Reproduce the following material exactly, including every line.

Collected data

★ ★ ★ ★ ★ ★ ★

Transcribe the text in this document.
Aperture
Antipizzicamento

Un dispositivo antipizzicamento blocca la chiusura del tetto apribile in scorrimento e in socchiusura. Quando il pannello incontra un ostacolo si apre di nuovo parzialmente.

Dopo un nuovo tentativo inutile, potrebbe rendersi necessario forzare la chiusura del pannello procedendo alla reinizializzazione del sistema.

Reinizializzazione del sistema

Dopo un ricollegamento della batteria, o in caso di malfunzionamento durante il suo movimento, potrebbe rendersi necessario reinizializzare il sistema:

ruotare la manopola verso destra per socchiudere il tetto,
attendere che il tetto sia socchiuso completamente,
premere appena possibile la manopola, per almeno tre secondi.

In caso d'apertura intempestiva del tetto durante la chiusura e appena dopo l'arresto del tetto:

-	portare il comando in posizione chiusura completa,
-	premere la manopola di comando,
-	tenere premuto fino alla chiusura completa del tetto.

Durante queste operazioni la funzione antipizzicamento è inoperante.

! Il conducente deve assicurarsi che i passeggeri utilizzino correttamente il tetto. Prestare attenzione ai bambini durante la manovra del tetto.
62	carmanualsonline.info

★ ★ ★ ★ ★ ★ ★

§ **ANSWER TO THE PROBLEM**
Transcribe the text in this document.
Aperture
Antipizzicamento

Un dispositivo antipizzicamento blocca la chiusura del tetto apribile in scorrimento e in socchiusura. Quando il pannello incontra un ostacolo si apre di nuovo parzialmente.

Dopo un nuovo tentativo inutile, potrebbe rendersi necessario forzare la chiusura del pannello procedendo alla reinizializzazione del sistema.

Reinizializzazione del sistema

Dopo un ricollegamento della batteria, o in caso di malfunzionamento durante il suo movimento, potrebbe rendersi necessario reinizializzare il sistema:

ruotare la manopola verso destra per socchiudere il tetto,
attendere che il tetto sia socchiuso completamente,
premere appena possibile la manopola, per almeno tre secondi.

In caso d'apertura intempestiva del tetto durante la chiusura e appena dopo l'arresto del tetto:

-	portare il comando in posizione chiusura completa,
-	premere la manopola di comando,
-	tenere premuto fino alla chiusura completa del tetto.

Durante queste operazioni la funzione antipizzicamento è inoperante.

! Il conducente deve assicurarsi che i passeggeri utilizzino correttamente il tetto. Prestare attenzione ai bambini durante la manovra del tetto.
62	carmanualsonline.info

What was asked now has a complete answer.